■ STATED TASK: Check every line of the data below for the string "this", and copy the ones that hold it.

(Records from a collection)
◇ ◇ ◇ ◇ ◇
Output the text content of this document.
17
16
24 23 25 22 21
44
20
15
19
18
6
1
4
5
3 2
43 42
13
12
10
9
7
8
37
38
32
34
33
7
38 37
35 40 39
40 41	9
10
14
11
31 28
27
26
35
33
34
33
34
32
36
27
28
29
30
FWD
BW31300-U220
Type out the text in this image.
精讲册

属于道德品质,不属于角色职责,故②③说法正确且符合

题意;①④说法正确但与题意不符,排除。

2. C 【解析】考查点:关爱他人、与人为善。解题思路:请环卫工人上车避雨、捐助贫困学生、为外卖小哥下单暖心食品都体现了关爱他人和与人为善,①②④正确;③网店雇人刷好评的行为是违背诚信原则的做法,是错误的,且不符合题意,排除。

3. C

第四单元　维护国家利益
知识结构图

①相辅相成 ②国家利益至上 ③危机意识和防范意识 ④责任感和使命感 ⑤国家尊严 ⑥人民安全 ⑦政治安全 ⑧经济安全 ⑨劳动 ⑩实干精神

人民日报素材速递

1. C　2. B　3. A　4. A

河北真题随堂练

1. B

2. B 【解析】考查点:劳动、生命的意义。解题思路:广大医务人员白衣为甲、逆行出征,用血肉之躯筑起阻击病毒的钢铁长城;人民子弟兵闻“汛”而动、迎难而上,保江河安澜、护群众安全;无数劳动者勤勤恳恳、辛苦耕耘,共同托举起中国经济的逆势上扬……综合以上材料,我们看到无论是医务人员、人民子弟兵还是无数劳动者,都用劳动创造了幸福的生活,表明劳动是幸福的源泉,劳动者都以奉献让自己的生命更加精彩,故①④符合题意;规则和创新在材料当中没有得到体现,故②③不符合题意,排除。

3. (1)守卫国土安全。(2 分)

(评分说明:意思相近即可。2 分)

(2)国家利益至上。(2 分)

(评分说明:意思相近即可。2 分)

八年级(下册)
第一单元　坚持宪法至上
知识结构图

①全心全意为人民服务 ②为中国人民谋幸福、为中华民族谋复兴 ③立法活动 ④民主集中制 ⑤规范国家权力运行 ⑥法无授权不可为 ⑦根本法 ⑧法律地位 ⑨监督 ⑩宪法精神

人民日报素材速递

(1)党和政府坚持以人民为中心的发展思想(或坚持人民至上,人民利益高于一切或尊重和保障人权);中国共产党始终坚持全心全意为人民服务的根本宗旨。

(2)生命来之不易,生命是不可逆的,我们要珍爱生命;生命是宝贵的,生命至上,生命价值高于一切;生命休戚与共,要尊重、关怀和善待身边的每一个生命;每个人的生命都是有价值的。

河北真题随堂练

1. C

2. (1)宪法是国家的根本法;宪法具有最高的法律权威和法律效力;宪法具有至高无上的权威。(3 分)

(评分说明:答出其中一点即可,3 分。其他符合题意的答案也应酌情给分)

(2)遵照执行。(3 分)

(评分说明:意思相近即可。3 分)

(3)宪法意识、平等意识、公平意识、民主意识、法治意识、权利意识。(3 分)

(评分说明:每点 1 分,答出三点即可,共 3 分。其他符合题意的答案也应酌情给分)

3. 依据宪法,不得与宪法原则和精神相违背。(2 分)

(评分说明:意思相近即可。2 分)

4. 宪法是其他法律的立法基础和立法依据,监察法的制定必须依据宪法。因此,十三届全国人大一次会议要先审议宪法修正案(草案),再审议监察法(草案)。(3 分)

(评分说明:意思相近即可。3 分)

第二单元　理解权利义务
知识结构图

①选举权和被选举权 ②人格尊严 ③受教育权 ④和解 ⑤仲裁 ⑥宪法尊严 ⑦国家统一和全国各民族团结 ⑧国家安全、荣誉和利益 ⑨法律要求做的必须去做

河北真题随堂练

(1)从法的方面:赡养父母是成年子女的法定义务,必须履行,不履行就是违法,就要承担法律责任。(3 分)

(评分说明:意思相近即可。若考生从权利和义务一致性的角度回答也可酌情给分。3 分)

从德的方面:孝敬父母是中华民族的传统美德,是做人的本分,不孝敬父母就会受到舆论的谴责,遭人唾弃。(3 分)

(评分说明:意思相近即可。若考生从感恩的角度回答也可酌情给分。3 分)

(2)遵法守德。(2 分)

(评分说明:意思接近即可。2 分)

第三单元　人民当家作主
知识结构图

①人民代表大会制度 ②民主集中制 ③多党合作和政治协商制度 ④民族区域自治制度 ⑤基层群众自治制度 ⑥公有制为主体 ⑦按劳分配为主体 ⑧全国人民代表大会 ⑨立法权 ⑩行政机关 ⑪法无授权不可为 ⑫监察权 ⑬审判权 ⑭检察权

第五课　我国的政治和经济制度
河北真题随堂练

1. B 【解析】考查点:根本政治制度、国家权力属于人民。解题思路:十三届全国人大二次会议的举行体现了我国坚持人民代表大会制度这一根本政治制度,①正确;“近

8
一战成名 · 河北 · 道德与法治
◇ ◇ ◇ ◇ ◇
■ FINAL RESULT:
Output the text content of this document.
Type out the text in this image.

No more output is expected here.